> _Requirements_
Output each entry verbatim and exclude every picture from it.

-.-.-

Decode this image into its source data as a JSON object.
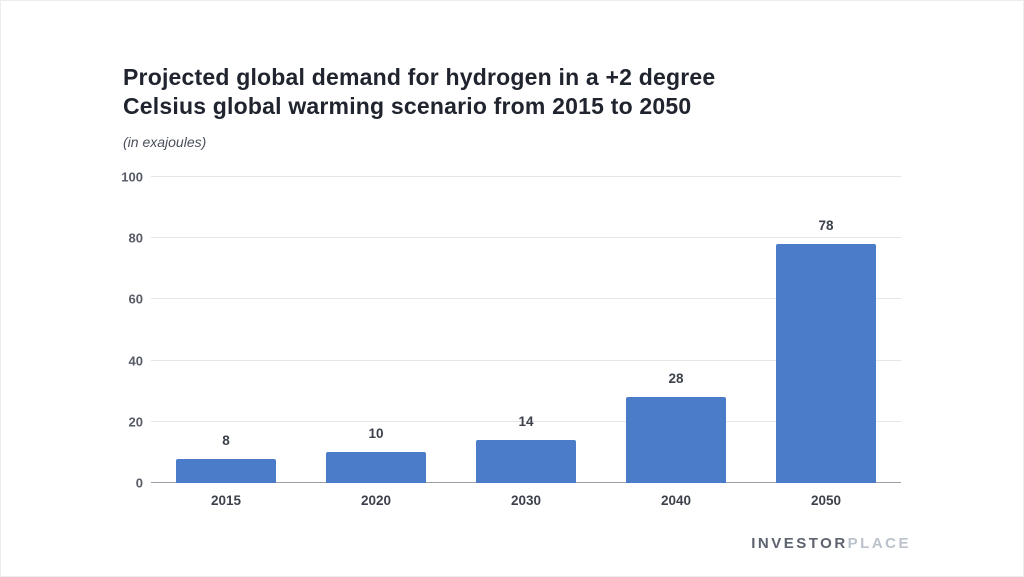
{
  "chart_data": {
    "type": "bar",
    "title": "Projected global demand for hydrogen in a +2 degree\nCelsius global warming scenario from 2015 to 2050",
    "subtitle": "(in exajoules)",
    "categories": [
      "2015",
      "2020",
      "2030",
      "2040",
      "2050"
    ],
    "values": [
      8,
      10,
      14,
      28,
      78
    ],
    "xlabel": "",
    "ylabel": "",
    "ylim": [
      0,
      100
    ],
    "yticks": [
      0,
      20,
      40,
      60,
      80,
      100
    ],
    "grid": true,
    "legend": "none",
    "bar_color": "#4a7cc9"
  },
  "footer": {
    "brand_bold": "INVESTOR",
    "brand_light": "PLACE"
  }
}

-.-.-

> _Response to the task_
Decode this image into its source data as a JSON object.
{
  "chart_data": {
    "type": "bar",
    "title": "Projected global demand for hydrogen in a +2 degree\nCelsius global warming scenario from 2015 to 2050",
    "subtitle": "(in exajoules)",
    "categories": [
      "2015",
      "2020",
      "2030",
      "2040",
      "2050"
    ],
    "values": [
      8,
      10,
      14,
      28,
      78
    ],
    "xlabel": "",
    "ylabel": "",
    "ylim": [
      0,
      100
    ],
    "yticks": [
      0,
      20,
      40,
      60,
      80,
      100
    ],
    "grid": true,
    "legend": "none",
    "bar_color": "#4a7cc9"
  },
  "footer": {
    "brand_bold": "INVESTOR",
    "brand_light": "PLACE"
  }
}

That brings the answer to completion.